▸ WHAT IS NEEDED: Write out exactly the lines running from the one that contains "Enumerate this screenshot's" through the end of the material.

┄┄┄┄┄┄┄┄┄┄┄┄┄┄┄┄┄┄┄┄

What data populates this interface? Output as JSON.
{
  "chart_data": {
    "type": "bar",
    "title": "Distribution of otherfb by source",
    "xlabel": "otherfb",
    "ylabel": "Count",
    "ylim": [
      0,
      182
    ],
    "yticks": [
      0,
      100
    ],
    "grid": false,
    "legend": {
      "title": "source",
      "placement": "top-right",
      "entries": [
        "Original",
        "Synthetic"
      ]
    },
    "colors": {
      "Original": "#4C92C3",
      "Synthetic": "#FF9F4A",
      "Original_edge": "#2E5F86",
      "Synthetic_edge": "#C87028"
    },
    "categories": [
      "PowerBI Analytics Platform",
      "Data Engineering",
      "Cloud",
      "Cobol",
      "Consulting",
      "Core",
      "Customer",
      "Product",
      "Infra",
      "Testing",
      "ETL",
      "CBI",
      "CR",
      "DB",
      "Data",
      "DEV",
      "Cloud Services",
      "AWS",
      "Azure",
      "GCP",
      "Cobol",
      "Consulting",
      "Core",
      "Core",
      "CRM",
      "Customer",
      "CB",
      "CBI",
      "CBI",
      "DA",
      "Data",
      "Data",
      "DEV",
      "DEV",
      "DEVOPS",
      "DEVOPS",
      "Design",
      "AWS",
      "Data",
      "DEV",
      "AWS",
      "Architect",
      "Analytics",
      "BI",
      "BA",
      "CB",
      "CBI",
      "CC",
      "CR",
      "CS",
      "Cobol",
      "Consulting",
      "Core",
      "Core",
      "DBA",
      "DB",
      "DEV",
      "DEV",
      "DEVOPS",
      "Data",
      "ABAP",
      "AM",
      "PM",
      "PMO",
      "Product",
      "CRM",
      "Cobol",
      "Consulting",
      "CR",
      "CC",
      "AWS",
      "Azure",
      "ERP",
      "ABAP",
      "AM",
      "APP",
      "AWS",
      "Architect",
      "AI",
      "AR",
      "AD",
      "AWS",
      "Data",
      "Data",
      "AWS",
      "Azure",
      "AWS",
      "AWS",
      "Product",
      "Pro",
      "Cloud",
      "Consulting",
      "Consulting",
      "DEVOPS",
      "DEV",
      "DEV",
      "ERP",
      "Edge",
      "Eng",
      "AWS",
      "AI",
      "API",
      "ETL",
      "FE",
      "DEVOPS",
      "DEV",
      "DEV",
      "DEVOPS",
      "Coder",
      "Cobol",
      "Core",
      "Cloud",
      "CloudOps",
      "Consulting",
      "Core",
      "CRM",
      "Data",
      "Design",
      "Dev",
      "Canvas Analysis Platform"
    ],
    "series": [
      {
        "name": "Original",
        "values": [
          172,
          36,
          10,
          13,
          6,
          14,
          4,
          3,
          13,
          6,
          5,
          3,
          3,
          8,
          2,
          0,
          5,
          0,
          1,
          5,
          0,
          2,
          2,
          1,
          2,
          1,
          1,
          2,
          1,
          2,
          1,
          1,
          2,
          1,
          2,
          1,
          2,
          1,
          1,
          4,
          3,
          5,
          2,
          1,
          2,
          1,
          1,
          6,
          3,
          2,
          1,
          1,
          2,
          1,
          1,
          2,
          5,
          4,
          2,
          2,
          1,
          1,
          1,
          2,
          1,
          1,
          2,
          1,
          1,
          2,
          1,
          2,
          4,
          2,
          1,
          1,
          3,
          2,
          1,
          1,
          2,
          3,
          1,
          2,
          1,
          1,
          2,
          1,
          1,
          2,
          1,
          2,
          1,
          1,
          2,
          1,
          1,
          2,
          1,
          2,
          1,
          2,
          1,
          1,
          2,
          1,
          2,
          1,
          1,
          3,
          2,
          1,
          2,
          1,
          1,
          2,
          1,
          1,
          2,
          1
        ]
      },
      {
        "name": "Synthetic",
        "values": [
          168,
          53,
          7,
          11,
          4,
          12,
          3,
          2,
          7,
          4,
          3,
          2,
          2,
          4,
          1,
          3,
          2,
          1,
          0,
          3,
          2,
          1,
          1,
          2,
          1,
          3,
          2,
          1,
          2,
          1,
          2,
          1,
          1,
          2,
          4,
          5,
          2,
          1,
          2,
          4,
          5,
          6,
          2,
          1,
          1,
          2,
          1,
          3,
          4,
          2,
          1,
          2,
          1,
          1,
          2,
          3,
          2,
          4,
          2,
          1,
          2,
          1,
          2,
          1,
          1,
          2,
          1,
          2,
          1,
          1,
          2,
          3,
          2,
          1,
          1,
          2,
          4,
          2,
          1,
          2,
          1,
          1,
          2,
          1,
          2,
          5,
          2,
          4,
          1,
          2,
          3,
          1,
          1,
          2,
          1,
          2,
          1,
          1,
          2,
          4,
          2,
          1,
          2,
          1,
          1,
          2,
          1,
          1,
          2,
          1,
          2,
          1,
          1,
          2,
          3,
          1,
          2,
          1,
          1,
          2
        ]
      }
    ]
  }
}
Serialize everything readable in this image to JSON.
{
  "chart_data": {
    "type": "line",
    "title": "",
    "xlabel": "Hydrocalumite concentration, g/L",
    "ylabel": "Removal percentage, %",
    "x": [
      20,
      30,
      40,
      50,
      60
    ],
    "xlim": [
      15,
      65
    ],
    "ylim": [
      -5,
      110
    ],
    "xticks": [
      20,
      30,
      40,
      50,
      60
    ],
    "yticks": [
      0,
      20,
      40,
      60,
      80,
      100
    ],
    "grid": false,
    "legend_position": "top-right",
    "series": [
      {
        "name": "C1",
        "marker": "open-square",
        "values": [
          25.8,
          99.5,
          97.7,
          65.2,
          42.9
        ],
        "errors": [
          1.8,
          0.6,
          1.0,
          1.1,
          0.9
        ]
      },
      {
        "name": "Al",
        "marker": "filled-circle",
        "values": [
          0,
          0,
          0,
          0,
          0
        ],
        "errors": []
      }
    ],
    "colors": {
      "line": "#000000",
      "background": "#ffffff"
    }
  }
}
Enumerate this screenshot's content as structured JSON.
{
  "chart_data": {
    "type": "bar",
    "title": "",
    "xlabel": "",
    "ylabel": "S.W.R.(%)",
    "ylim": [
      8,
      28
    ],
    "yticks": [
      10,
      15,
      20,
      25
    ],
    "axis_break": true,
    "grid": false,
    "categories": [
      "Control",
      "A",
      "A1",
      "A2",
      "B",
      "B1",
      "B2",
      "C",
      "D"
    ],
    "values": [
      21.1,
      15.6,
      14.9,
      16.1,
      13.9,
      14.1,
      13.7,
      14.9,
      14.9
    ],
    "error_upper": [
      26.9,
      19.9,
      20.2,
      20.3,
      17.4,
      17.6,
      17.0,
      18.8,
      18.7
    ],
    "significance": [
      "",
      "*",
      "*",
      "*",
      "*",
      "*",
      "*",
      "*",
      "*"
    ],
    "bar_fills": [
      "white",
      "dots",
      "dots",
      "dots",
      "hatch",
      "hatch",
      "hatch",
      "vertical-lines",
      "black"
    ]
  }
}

┄┄┄┄┄┄┄┄┄┄┄┄┄┄┄┄┄┄┄┄

▸ EXERCISE OUTPUT:
Enumerate this screenshot's content as structured JSON.
{
  "chart_data": {
    "type": "bar",
    "title": "",
    "xlabel": "",
    "ylabel": "S.W.R.(%)",
    "ylim": [
      8,
      28
    ],
    "yticks": [
      10,
      15,
      20,
      25
    ],
    "axis_break": true,
    "grid": false,
    "categories": [
      "Control",
      "A",
      "A1",
      "A2",
      "B",
      "B1",
      "B2",
      "C",
      "D"
    ],
    "values": [
      21.1,
      15.6,
      14.9,
      16.1,
      13.9,
      14.1,
      13.7,
      14.9,
      14.9
    ],
    "error_upper": [
      26.9,
      19.9,
      20.2,
      20.3,
      17.4,
      17.6,
      17.0,
      18.8,
      18.7
    ],
    "significance": [
      "",
      "*",
      "*",
      "*",
      "*",
      "*",
      "*",
      "*",
      "*"
    ],
    "bar_fills": [
      "white",
      "dots",
      "dots",
      "dots",
      "hatch",
      "hatch",
      "hatch",
      "vertical-lines",
      "black"
    ]
  }
}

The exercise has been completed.